[Stored data]
# # #

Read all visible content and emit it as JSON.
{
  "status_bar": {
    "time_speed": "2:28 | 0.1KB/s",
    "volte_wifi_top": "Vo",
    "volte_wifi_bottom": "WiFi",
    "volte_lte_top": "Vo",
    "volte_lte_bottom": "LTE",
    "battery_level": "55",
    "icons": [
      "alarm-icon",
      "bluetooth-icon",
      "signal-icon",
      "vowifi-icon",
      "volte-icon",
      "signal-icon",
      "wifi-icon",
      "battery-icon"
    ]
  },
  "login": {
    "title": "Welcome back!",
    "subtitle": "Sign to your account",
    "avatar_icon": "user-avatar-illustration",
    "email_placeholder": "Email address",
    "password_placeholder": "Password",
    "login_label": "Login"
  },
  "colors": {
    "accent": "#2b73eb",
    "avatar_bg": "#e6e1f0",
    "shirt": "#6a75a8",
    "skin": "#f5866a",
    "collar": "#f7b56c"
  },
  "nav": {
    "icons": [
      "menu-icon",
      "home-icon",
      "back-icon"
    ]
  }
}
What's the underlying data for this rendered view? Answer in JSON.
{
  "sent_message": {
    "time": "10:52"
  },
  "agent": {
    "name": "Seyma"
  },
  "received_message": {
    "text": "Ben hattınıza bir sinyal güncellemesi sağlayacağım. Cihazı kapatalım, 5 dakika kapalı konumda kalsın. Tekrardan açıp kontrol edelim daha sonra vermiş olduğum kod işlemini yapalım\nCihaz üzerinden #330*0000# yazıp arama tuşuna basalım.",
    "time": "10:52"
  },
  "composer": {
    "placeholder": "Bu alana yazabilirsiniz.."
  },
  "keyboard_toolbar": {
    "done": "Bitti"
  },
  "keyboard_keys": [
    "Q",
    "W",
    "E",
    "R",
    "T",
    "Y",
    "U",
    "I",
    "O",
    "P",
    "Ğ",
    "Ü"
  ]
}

# # #

**Exercise task**: Reproduce all of the data exactly as given.

**Answer to this task**:
Read all visible content and emit it as JSON.
{
  "status_bar": {
    "time_speed": "2:28 | 0.1KB/s",
    "volte_wifi_top": "Vo",
    "volte_wifi_bottom": "WiFi",
    "volte_lte_top": "Vo",
    "volte_lte_bottom": "LTE",
    "battery_level": "55",
    "icons": [
      "alarm-icon",
      "bluetooth-icon",
      "signal-icon",
      "vowifi-icon",
      "volte-icon",
      "signal-icon",
      "wifi-icon",
      "battery-icon"
    ]
  },
  "login": {
    "title": "Welcome back!",
    "subtitle": "Sign to your account",
    "avatar_icon": "user-avatar-illustration",
    "email_placeholder": "Email address",
    "password_placeholder": "Password",
    "login_label": "Login"
  },
  "colors": {
    "accent": "#2b73eb",
    "avatar_bg": "#e6e1f0",
    "shirt": "#6a75a8",
    "skin": "#f5866a",
    "collar": "#f7b56c"
  },
  "nav": {
    "icons": [
      "menu-icon",
      "home-icon",
      "back-icon"
    ]
  }
}
What's the underlying data for this rendered view? Answer in JSON.
{
  "sent_message": {
    "time": "10:52"
  },
  "agent": {
    "name": "Seyma"
  },
  "received_message": {
    "text": "Ben hattınıza bir sinyal güncellemesi sağlayacağım. Cihazı kapatalım, 5 dakika kapalı konumda kalsın. Tekrardan açıp kontrol edelim daha sonra vermiş olduğum kod işlemini yapalım\nCihaz üzerinden #330*0000# yazıp arama tuşuna basalım.",
    "time": "10:52"
  },
  "composer": {
    "placeholder": "Bu alana yazabilirsiniz.."
  },
  "keyboard_toolbar": {
    "done": "Bitti"
  },
  "keyboard_keys": [
    "Q",
    "W",
    "E",
    "R",
    "T",
    "Y",
    "U",
    "I",
    "O",
    "P",
    "Ğ",
    "Ü"
  ]
}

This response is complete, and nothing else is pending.